* _Data items_
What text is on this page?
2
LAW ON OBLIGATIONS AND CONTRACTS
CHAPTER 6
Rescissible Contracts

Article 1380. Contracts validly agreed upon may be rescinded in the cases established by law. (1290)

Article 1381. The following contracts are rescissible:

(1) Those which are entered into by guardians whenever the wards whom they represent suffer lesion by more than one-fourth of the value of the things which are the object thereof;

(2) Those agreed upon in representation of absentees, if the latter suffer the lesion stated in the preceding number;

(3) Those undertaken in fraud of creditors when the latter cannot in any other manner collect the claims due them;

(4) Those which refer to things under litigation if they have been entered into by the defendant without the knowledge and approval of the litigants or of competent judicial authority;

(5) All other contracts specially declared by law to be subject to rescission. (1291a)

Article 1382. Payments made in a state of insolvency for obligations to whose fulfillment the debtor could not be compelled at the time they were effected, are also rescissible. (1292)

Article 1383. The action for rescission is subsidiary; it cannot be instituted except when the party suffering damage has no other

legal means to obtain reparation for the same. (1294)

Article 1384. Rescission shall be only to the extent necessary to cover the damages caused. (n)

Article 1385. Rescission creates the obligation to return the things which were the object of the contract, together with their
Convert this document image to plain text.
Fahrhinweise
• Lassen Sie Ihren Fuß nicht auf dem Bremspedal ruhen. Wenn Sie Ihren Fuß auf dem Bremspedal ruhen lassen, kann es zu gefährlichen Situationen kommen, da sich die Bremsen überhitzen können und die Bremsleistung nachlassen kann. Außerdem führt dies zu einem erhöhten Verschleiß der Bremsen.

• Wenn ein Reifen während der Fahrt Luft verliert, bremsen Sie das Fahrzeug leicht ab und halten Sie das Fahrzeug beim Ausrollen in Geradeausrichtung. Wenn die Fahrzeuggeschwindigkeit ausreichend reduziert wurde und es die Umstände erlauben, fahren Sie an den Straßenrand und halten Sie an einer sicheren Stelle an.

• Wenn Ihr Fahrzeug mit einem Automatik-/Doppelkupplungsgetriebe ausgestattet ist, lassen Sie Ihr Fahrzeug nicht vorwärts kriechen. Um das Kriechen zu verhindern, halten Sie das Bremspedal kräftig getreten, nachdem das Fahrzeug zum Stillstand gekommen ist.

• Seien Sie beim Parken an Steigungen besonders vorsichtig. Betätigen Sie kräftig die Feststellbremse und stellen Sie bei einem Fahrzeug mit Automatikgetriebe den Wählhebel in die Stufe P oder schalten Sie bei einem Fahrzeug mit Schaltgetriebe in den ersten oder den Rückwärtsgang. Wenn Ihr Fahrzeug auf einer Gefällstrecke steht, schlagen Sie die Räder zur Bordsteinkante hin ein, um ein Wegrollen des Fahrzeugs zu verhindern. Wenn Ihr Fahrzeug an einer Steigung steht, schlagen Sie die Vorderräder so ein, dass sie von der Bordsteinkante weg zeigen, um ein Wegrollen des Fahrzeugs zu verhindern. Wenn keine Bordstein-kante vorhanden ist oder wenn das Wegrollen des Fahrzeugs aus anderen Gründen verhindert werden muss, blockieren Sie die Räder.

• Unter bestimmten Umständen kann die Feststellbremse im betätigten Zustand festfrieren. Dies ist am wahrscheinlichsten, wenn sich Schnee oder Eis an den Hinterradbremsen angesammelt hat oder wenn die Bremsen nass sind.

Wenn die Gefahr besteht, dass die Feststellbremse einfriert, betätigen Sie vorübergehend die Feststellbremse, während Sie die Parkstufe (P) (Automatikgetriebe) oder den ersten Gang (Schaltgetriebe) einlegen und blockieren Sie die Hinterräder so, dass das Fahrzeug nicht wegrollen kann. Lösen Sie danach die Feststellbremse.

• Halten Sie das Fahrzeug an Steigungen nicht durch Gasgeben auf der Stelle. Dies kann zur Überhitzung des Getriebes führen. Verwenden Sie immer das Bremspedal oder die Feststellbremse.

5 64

* _Aim_
The answer should be a single number: the count of lines in the data that include the string "were".

* _Full answer_
2